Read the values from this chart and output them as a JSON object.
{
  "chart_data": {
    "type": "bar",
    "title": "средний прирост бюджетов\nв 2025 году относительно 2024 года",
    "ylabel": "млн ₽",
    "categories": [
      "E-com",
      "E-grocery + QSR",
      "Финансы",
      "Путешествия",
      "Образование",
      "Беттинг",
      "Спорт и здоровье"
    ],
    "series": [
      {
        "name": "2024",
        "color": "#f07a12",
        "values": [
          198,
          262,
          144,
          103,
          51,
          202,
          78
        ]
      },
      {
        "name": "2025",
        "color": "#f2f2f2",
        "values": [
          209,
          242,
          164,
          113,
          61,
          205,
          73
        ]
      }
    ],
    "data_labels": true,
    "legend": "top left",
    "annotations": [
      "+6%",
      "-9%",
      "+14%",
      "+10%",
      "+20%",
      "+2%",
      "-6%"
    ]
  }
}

++++

» Exercise objective:
Each line above is to be repeated exactly.

» Answer in full:
Read the values from this chart and output them as a JSON object.
{
  "chart_data": {
    "type": "bar",
    "title": "средний прирост бюджетов\nв 2025 году относительно 2024 года",
    "ylabel": "млн ₽",
    "categories": [
      "E-com",
      "E-grocery + QSR",
      "Финансы",
      "Путешествия",
      "Образование",
      "Беттинг",
      "Спорт и здоровье"
    ],
    "series": [
      {
        "name": "2024",
        "color": "#f07a12",
        "values": [
          198,
          262,
          144,
          103,
          51,
          202,
          78
        ]
      },
      {
        "name": "2025",
        "color": "#f2f2f2",
        "values": [
          209,
          242,
          164,
          113,
          61,
          205,
          73
        ]
      }
    ],
    "data_labels": true,
    "legend": "top left",
    "annotations": [
      "+6%",
      "-9%",
      "+14%",
      "+10%",
      "+20%",
      "+2%",
      "-6%"
    ]
  }
}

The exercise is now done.